# Available data start

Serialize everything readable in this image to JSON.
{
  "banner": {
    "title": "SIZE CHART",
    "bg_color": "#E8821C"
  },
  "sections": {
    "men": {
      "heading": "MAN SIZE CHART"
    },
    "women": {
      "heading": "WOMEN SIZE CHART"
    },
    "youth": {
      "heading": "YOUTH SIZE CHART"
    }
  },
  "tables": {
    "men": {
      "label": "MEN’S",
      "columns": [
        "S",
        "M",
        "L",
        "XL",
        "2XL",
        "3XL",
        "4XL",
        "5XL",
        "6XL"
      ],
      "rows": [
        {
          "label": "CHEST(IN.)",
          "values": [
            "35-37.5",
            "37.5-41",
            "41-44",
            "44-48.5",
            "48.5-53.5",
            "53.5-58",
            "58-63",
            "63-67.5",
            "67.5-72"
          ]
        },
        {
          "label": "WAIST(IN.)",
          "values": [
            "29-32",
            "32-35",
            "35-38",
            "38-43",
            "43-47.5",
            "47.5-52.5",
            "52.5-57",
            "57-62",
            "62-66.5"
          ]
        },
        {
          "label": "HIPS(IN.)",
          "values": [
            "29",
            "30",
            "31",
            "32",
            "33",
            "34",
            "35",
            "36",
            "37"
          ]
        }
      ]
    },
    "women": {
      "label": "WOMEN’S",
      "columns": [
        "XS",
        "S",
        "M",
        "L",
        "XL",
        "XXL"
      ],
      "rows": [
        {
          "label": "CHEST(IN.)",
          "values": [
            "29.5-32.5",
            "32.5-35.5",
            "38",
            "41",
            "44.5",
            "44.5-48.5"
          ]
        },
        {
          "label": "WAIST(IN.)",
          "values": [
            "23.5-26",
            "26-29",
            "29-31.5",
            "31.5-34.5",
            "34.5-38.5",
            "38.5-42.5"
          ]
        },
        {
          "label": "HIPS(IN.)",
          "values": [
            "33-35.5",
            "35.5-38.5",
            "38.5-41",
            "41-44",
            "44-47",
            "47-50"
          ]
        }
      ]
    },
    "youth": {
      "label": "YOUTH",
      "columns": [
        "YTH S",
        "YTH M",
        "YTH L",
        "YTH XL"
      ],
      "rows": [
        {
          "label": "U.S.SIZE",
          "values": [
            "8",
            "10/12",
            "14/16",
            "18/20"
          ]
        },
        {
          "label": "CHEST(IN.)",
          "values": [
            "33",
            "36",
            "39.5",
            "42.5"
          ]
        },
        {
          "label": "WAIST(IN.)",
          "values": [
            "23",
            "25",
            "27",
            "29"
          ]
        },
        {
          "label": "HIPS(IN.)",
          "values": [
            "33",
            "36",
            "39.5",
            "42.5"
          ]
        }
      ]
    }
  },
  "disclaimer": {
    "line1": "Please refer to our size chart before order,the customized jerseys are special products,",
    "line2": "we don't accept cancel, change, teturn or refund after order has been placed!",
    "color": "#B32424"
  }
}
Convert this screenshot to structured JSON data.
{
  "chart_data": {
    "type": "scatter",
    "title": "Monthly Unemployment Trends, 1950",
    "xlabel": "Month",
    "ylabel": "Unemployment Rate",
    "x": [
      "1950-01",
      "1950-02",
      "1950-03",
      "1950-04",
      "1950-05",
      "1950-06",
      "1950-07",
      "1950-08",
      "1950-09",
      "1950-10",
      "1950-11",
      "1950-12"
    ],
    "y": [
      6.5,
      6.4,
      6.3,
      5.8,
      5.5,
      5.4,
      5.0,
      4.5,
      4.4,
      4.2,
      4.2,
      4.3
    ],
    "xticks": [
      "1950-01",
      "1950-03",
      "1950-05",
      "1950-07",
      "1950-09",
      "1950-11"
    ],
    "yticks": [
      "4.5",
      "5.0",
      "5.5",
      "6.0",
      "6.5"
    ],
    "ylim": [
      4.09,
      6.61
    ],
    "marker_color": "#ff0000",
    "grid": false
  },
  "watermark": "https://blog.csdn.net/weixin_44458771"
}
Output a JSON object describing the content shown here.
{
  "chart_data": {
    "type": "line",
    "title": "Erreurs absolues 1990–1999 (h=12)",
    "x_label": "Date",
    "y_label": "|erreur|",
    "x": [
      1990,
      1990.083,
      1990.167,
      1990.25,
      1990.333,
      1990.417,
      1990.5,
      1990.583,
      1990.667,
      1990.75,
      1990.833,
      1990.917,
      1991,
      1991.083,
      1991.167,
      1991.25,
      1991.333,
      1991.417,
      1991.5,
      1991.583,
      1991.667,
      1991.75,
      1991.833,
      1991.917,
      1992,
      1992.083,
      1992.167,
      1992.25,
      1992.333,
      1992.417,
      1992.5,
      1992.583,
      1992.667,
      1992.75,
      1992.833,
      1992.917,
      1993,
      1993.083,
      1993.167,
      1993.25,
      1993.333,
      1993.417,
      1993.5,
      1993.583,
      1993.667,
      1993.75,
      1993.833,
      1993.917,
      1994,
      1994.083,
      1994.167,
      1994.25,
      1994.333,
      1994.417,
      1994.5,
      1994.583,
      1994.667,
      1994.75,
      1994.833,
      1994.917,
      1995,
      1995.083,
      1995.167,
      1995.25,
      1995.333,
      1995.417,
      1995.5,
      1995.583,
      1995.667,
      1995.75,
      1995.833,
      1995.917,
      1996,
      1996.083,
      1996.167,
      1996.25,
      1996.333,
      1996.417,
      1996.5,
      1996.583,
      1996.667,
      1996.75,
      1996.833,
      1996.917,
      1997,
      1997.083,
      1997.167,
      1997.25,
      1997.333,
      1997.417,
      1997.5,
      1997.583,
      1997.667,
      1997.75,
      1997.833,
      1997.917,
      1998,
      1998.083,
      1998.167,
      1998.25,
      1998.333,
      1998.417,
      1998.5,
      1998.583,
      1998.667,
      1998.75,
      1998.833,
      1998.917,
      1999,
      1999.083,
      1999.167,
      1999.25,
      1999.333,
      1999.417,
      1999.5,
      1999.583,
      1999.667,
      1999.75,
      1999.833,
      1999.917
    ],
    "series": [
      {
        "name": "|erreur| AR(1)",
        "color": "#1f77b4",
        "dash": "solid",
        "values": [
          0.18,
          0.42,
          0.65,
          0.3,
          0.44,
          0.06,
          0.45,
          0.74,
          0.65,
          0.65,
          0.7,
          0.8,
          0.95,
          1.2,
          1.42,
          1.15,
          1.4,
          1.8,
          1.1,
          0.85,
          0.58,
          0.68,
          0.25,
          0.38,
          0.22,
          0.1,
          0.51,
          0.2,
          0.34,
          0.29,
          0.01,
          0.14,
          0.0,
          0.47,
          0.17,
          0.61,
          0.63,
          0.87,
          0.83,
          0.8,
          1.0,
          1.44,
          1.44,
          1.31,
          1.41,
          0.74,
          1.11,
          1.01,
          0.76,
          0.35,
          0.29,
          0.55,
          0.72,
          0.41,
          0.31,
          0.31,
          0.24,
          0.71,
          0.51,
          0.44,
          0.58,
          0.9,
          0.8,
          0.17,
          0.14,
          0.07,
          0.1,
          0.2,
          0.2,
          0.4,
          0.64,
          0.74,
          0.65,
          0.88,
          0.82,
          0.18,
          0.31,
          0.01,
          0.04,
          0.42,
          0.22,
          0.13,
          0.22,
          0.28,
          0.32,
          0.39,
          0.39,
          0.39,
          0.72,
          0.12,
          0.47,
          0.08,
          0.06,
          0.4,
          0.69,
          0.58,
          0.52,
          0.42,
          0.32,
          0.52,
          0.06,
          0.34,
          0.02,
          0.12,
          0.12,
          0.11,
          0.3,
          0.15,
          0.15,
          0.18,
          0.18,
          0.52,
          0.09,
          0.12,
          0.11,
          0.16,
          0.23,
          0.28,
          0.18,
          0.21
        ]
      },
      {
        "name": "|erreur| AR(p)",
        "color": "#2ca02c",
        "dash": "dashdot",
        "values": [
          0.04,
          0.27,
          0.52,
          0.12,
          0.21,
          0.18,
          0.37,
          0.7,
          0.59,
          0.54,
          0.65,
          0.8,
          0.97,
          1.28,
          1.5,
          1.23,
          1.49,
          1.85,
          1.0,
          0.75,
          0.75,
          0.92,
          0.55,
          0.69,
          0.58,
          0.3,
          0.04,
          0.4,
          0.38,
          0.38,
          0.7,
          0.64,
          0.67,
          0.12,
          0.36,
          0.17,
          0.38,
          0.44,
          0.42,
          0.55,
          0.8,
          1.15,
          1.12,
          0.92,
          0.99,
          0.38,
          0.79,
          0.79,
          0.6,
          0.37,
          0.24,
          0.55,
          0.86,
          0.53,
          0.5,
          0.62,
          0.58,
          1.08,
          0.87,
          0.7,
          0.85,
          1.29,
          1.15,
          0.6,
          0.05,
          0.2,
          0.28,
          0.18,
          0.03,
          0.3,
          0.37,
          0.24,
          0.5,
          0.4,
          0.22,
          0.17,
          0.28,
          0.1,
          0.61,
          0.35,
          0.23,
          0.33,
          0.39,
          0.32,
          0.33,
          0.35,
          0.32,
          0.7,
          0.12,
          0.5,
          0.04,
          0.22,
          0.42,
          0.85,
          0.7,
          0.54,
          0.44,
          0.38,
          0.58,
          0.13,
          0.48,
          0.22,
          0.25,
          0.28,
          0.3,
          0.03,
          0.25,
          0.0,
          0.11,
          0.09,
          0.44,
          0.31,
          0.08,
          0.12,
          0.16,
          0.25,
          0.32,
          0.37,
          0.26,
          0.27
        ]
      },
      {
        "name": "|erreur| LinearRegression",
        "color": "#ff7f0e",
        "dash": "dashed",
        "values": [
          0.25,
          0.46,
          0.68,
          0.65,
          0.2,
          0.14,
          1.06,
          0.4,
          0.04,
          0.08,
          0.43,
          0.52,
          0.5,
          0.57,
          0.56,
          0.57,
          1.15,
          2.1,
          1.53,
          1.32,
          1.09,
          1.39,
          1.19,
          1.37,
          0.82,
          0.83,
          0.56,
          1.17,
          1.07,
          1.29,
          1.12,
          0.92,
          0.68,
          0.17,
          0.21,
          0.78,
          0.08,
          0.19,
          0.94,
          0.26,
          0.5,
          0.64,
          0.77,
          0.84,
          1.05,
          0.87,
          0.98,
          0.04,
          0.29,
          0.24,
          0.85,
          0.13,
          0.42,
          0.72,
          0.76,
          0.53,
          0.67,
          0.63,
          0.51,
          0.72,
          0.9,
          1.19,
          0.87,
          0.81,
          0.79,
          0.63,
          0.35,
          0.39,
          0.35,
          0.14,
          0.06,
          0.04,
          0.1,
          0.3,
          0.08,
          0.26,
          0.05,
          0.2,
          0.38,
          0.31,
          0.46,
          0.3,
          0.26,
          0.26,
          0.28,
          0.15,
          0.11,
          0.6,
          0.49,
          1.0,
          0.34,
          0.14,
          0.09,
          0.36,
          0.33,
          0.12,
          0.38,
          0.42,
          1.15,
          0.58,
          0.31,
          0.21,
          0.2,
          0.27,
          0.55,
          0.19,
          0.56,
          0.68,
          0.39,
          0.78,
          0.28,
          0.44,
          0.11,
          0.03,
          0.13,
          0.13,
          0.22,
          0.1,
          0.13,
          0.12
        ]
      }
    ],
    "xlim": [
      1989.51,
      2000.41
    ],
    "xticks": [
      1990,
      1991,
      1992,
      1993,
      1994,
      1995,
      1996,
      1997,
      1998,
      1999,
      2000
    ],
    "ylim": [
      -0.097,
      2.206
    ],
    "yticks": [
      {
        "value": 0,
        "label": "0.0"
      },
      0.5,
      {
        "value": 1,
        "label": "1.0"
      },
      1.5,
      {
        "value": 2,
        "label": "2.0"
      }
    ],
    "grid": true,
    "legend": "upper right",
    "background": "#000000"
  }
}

# Available data end

*What is needed*:
Pull every line containing the word "name" out of the material and copy it.

*Solution to this task*:
        "name": "|erreur| AR(1)",
        "name": "|erreur| AR(p)",
        "name": "|erreur| LinearRegression",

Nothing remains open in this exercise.